__Fragmento__:

En cierta ocasión –yo era por entonces un famosete televisivo de moda –nos enzarzamos en una discusión musicológica de altos vuelos (yo ponía la altura y él el vuelo, porque en cuanto le da por beber, suelta pluma que no veas) sobre un pianista canadiense al que ambos admiramos: Glenn Gould. Tanto espacio ocupó el artista en nuestras conversaciones, que Gallardón acabó regalándome –me la envió a mi domicilio, por mensajero–la integral en láser–disc de los conciertos de este auténtico genio. Seguramente fue su manera retorcida y aviesa de insinuarme que deseaba venir de invitado a Lo + Plus, cosa que, dicho sea de paso, no consiguió nunca.

Glenn Gould era un intérprete que detestaba los conciertos y amaba los estudios de grabación. Sostenía–no sin cierta razón–que a veces los virtuosos terminan haciendo demasiadas concesiones a la galería para ganarse al público: aceleran los tempi, abusan del rubato, hacen pausas melodramáticas en los calderones, fuerzan, en suma, la parte circense de la interpretación para meterse al auditorio en el bolsillo a base de pirotecnia y no de arte. Yo objeté, ante la obtusa incondicionalidad gallardoniana, que Gould, sublime en la mayoría de las piezas (sobre todo de Bach) a veces resultaba completamente arbitrario y antimusical en otras. Le cité, por ejemplo, el caso del Preludio en Do Mayor del Primer Libro de El Clave Bien Temperado. Gould toca las notas en staccato, en una decisión interpretativa que desvirtúa completamente el carácter cantabile de la pieza (Gounod construyó sobre esos acordes su famoso Ave María) y que resulta solamente entendible por un esfuerzo enfermizo para resultar original.

Ésa era la filosofía de Gould cuando se ponía a grabar: primero escuchaba todas las interpretaciones fonográficas de referencia y luego se preguntaba: ¿cómo puedo tocar esto de manera que no lo haya tocado nadie?

La pregunta que se debe hacer un intérprete honesto y cabal nunca es esa, sino más bien esta otra:

¿cómo puedo tocar la pieza de manera que pueda hacer llegar la esencia de la misma hasta el oyente?

El pianista vienés Alfred Brendel lo dijo mucho mejor que yo hace años:

Pertenezco a una tradición en la que es la obra de arte la que le dice al intérprete lo que debe hacer y no el intérprete el que le dice a la pieza como debería ser o al compositor qué es lo que debería haber compuesto.

Pues bien, a pesar de su indudable genialidad, Gould se comportaba a veces como ese tirano al que desprecia Brendel, aplicando criterios estilísticos cuyo único fin era el de sonar diferente –aunque el precio final de ese anhelo narcisista lo acabaran pagando el compositor y el oyente.

A veces, incluso–un ejemplo clamoroso es la Sonata Fácil de Mozart, que Gould ejecuta con la frialdad de un autómata– su interpretación se convertía en un auténtico ajuste de cuentas con determinado compositor, al cual detestaba.

__Filas proporcionadas__:
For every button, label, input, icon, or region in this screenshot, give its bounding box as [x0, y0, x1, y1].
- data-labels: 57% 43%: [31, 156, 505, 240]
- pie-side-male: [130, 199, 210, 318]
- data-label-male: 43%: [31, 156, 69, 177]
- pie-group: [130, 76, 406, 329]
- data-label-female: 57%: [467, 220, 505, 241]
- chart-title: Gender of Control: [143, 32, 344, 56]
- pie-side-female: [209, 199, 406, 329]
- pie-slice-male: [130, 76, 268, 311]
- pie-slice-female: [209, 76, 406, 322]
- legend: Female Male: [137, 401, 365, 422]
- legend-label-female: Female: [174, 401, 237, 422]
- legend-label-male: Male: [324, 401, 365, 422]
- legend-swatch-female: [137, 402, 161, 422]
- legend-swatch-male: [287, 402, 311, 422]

__Objetivo planteado 1__: Extrae del texto sobre Glenn Gould, de forma literal, el tramo que va desde "Ésa era la filosofía" hasta "haya tocado nadie?".
__Objetivo planteado 2__: Por favor, traduce al inglés esta oración del texto sobre Glenn Gould: "Ésa era la filosofía de Gould cuando se ponía a grabar: primero escuchaba todas las interpretaciones fonográficas de referencia y luego se preguntaba: ¿cómo puedo tocar esto de manera que no lo haya tocado nadie?"

__Respuesta del ejercicio 1__:
Ésa era la filosofía de Gould cuando se ponía a grabar: primero escuchaba todas las interpretaciones fonográficas de referencia y luego se preguntaba: ¿cómo puedo tocar esto de manera que no lo haya tocado nadie?

__Respuesta del ejercicio 2__: That was Gould's philosophy when he sat down to record: first he listened to all the benchmark recorded performances, and then he asked himself: how can I play this in a way that no one has played it before?